------ Material provided

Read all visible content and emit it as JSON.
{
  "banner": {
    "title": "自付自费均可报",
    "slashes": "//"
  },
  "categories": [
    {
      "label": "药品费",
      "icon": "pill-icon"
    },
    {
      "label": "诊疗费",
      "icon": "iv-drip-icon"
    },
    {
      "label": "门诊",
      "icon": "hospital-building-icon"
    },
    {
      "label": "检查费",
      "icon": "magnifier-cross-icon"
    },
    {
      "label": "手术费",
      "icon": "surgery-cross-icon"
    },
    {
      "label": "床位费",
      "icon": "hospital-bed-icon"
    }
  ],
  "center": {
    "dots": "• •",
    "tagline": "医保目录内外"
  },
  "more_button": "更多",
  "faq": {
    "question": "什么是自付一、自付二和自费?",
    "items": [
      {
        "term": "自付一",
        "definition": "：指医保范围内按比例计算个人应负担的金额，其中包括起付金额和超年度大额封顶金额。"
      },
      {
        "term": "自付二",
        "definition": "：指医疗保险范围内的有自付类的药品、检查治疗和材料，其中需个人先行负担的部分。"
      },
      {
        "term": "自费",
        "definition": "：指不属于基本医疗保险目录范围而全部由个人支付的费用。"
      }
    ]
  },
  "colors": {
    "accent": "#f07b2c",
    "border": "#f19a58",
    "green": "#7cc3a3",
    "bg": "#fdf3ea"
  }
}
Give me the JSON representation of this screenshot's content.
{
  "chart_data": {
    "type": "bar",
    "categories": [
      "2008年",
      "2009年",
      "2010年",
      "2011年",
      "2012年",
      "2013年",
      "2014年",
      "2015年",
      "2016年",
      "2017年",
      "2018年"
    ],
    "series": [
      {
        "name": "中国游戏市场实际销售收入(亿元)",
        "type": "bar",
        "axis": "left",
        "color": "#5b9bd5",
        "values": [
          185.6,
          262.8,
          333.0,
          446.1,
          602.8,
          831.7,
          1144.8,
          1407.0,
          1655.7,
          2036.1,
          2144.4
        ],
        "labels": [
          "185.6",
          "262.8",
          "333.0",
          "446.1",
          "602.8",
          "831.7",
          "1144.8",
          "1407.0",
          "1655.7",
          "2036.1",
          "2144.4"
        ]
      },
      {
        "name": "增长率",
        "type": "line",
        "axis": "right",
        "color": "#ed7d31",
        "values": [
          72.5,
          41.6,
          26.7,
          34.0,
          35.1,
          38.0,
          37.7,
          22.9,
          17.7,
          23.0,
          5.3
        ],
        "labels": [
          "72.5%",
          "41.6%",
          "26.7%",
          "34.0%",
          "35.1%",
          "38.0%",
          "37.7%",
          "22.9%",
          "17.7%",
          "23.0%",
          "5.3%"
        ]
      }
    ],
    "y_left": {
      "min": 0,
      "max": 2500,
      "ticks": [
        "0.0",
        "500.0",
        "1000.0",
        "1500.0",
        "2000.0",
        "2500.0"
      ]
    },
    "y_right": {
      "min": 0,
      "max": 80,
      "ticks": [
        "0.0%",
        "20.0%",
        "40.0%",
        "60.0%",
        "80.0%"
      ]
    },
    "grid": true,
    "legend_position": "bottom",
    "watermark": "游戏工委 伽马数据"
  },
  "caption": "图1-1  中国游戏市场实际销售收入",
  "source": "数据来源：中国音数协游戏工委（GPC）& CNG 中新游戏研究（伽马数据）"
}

------------
------ Material provided

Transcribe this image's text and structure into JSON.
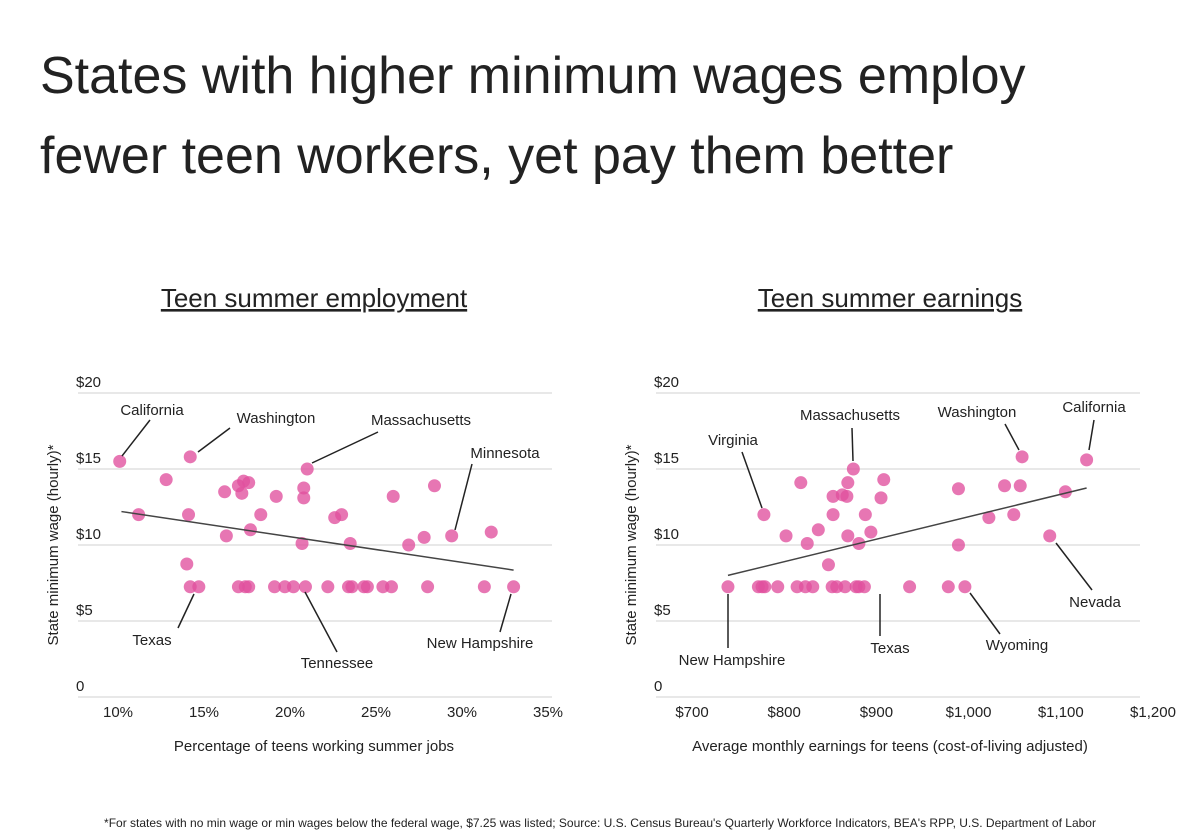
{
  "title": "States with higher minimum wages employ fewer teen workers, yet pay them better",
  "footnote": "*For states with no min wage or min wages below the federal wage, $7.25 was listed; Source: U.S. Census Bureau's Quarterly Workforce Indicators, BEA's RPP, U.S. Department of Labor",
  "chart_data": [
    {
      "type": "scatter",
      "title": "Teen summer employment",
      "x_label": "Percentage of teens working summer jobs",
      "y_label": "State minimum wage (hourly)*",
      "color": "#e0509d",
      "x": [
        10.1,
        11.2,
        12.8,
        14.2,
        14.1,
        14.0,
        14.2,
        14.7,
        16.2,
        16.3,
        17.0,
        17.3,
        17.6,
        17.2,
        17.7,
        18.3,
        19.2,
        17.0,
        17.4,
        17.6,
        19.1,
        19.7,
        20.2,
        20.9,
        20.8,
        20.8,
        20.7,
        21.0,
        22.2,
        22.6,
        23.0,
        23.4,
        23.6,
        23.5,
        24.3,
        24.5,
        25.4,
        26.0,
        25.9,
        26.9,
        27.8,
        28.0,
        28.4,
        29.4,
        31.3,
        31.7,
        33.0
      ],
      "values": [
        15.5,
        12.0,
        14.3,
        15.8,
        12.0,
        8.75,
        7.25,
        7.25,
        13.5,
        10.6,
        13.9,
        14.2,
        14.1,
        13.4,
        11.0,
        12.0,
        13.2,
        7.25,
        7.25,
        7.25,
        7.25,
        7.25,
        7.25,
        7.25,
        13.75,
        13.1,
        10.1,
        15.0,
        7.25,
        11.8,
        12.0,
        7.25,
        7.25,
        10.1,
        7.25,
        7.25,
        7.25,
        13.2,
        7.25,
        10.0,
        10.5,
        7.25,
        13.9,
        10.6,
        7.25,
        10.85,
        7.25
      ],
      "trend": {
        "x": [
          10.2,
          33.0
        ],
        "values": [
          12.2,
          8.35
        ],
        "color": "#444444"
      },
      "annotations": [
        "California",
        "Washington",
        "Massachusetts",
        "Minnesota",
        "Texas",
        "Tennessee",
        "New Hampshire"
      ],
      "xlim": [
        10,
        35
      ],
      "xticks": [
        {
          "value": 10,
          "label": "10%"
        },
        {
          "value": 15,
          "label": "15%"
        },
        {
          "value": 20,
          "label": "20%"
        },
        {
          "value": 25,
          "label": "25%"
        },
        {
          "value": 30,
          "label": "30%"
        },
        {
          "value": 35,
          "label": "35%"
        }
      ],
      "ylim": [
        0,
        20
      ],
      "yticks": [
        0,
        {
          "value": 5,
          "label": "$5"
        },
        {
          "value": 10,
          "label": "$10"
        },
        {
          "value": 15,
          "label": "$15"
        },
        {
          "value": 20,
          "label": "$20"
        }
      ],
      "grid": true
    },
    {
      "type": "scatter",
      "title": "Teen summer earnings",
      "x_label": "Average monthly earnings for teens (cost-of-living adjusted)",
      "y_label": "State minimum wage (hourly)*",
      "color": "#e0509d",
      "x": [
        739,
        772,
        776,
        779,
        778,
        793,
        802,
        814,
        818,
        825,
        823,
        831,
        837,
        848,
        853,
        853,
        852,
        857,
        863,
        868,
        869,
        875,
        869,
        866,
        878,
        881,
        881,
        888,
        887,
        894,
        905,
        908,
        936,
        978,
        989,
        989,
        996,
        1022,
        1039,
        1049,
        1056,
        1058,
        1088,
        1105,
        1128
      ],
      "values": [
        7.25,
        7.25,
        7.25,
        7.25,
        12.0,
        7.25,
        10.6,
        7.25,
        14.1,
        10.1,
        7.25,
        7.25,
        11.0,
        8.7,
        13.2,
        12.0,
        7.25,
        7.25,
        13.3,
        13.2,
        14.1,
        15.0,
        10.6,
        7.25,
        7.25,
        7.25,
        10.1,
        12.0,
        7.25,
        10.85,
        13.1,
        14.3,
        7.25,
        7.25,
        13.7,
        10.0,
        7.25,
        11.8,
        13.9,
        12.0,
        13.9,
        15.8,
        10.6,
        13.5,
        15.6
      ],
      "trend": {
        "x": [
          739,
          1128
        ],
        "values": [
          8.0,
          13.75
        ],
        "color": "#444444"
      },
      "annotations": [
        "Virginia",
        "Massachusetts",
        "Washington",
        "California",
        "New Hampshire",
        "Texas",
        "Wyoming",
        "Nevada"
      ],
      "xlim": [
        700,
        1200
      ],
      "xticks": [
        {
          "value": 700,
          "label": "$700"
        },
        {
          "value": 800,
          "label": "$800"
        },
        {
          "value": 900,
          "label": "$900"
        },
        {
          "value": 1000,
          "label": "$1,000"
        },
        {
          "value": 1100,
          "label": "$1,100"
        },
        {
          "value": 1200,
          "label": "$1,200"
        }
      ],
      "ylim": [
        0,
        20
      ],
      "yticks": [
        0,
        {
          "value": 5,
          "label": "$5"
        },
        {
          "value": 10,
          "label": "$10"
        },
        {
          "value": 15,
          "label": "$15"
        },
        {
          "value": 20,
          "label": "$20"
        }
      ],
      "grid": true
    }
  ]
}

------------

Only lines with the string "中国游戏市场实际销售收入" belong in your answer; copy each one.

* _Answer in full_:
        "name": "中国游戏市场实际销售收入(亿元)",
  "caption": "图1-1  中国游戏市场实际销售收入",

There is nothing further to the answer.